Instruction: All of the material below is to be retyped exactly.

Listed entries:
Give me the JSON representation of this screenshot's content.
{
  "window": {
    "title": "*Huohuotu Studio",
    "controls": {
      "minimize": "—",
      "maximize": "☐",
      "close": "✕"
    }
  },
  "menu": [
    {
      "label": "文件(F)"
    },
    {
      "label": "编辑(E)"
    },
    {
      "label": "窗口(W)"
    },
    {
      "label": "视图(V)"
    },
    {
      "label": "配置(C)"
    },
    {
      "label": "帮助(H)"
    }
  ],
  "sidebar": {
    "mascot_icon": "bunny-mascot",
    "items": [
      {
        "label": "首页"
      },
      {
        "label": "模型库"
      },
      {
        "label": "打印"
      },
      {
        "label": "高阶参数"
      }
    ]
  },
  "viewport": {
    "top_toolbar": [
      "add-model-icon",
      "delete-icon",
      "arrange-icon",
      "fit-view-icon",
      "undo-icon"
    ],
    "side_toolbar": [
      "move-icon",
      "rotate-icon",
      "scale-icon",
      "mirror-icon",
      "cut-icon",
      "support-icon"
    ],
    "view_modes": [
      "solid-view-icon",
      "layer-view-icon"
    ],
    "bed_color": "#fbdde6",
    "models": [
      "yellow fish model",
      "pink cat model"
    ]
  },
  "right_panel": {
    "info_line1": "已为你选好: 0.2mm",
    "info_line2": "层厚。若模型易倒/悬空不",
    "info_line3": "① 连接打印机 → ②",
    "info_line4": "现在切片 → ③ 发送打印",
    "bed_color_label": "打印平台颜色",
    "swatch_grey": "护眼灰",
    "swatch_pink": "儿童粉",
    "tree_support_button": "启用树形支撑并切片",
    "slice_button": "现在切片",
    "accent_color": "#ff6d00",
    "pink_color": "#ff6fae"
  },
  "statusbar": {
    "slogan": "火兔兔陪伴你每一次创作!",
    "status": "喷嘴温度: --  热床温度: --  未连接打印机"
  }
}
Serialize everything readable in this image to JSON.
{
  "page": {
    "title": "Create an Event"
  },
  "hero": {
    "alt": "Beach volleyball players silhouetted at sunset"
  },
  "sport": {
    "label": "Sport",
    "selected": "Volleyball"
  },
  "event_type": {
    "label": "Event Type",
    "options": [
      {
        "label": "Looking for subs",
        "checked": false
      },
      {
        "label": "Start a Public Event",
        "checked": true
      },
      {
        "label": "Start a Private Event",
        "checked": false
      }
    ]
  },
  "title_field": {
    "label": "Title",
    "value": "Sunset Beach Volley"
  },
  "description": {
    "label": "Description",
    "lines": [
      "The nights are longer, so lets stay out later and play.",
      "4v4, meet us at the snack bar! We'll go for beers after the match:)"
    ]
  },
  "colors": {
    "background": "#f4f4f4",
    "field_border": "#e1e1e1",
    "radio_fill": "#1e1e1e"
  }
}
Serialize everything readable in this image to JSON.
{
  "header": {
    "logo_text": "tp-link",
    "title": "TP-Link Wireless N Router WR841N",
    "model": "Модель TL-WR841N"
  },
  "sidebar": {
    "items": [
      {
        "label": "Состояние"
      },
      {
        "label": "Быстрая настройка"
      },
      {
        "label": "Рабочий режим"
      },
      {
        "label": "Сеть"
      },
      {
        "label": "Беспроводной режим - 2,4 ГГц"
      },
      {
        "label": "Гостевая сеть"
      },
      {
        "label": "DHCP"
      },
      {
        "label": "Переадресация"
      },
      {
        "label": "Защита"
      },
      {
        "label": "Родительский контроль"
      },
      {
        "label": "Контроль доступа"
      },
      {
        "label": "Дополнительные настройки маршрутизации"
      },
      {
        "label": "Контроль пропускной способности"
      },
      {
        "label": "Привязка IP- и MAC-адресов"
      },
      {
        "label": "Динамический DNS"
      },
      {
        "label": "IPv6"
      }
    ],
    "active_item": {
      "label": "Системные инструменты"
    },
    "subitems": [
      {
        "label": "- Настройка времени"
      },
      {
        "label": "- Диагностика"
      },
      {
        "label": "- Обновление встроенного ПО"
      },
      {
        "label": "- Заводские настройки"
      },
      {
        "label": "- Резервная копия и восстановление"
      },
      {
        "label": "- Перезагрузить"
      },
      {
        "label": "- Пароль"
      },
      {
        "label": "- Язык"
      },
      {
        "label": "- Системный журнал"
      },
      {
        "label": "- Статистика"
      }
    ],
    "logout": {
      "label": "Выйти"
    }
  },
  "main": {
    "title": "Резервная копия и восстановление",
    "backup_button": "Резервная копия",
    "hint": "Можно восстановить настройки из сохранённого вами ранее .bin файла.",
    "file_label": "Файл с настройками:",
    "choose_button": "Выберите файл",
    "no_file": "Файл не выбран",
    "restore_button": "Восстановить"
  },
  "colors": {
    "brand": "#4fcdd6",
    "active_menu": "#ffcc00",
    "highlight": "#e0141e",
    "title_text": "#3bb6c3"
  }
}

Solved problem:
Give me the JSON representation of this screenshot's content.
{
  "window": {
    "title": "*Huohuotu Studio",
    "controls": {
      "minimize": "—",
      "maximize": "☐",
      "close": "✕"
    }
  },
  "menu": [
    {
      "label": "文件(F)"
    },
    {
      "label": "编辑(E)"
    },
    {
      "label": "窗口(W)"
    },
    {
      "label": "视图(V)"
    },
    {
      "label": "配置(C)"
    },
    {
      "label": "帮助(H)"
    }
  ],
  "sidebar": {
    "mascot_icon": "bunny-mascot",
    "items": [
      {
        "label": "首页"
      },
      {
        "label": "模型库"
      },
      {
        "label": "打印"
      },
      {
        "label": "高阶参数"
      }
    ]
  },
  "viewport": {
    "top_toolbar": [
      "add-model-icon",
      "delete-icon",
      "arrange-icon",
      "fit-view-icon",
      "undo-icon"
    ],
    "side_toolbar": [
      "move-icon",
      "rotate-icon",
      "scale-icon",
      "mirror-icon",
      "cut-icon",
      "support-icon"
    ],
    "view_modes": [
      "solid-view-icon",
      "layer-view-icon"
    ],
    "bed_color": "#fbdde6",
    "models": [
      "yellow fish model",
      "pink cat model"
    ]
  },
  "right_panel": {
    "info_line1": "已为你选好: 0.2mm",
    "info_line2": "层厚。若模型易倒/悬空不",
    "info_line3": "① 连接打印机 → ②",
    "info_line4": "现在切片 → ③ 发送打印",
    "bed_color_label": "打印平台颜色",
    "swatch_grey": "护眼灰",
    "swatch_pink": "儿童粉",
    "tree_support_button": "启用树形支撑并切片",
    "slice_button": "现在切片",
    "accent_color": "#ff6d00",
    "pink_color": "#ff6fae"
  },
  "statusbar": {
    "slogan": "火兔兔陪伴你每一次创作!",
    "status": "喷嘴温度: --  热床温度: --  未连接打印机"
  }
}
Serialize everything readable in this image to JSON.
{
  "page": {
    "title": "Create an Event"
  },
  "hero": {
    "alt": "Beach volleyball players silhouetted at sunset"
  },
  "sport": {
    "label": "Sport",
    "selected": "Volleyball"
  },
  "event_type": {
    "label": "Event Type",
    "options": [
      {
        "label": "Looking for subs",
        "checked": false
      },
      {
        "label": "Start a Public Event",
        "checked": true
      },
      {
        "label": "Start a Private Event",
        "checked": false
      }
    ]
  },
  "title_field": {
    "label": "Title",
    "value": "Sunset Beach Volley"
  },
  "description": {
    "label": "Description",
    "lines": [
      "The nights are longer, so lets stay out later and play.",
      "4v4, meet us at the snack bar! We'll go for beers after the match:)"
    ]
  },
  "colors": {
    "background": "#f4f4f4",
    "field_border": "#e1e1e1",
    "radio_fill": "#1e1e1e"
  }
}
Serialize everything readable in this image to JSON.
{
  "header": {
    "logo_text": "tp-link",
    "title": "TP-Link Wireless N Router WR841N",
    "model": "Модель TL-WR841N"
  },
  "sidebar": {
    "items": [
      {
        "label": "Состояние"
      },
      {
        "label": "Быстрая настройка"
      },
      {
        "label": "Рабочий режим"
      },
      {
        "label": "Сеть"
      },
      {
        "label": "Беспроводной режим - 2,4 ГГц"
      },
      {
        "label": "Гостевая сеть"
      },
      {
        "label": "DHCP"
      },
      {
        "label": "Переадресация"
      },
      {
        "label": "Защита"
      },
      {
        "label": "Родительский контроль"
      },
      {
        "label": "Контроль доступа"
      },
      {
        "label": "Дополнительные настройки маршрутизации"
      },
      {
        "label": "Контроль пропускной способности"
      },
      {
        "label": "Привязка IP- и MAC-адресов"
      },
      {
        "label": "Динамический DNS"
      },
      {
        "label": "IPv6"
      }
    ],
    "active_item": {
      "label": "Системные инструменты"
    },
    "subitems": [
      {
        "label": "- Настройка времени"
      },
      {
        "label": "- Диагностика"
      },
      {
        "label": "- Обновление встроенного ПО"
      },
      {
        "label": "- Заводские настройки"
      },
      {
        "label": "- Резервная копия и восстановление"
      },
      {
        "label": "- Перезагрузить"
      },
      {
        "label": "- Пароль"
      },
      {
        "label": "- Язык"
      },
      {
        "label": "- Системный журнал"
      },
      {
        "label": "- Статистика"
      }
    ],
    "logout": {
      "label": "Выйти"
    }
  },
  "main": {
    "title": "Резервная копия и восстановление",
    "backup_button": "Резервная копия",
    "hint": "Можно восстановить настройки из сохранённого вами ранее .bin файла.",
    "file_label": "Файл с настройками:",
    "choose_button": "Выберите файл",
    "no_file": "Файл не выбран",
    "restore_button": "Восстановить"
  },
  "colors": {
    "brand": "#4fcdd6",
    "active_menu": "#ffcc00",
    "highlight": "#e0141e",
    "title_text": "#3bb6c3"
  }
}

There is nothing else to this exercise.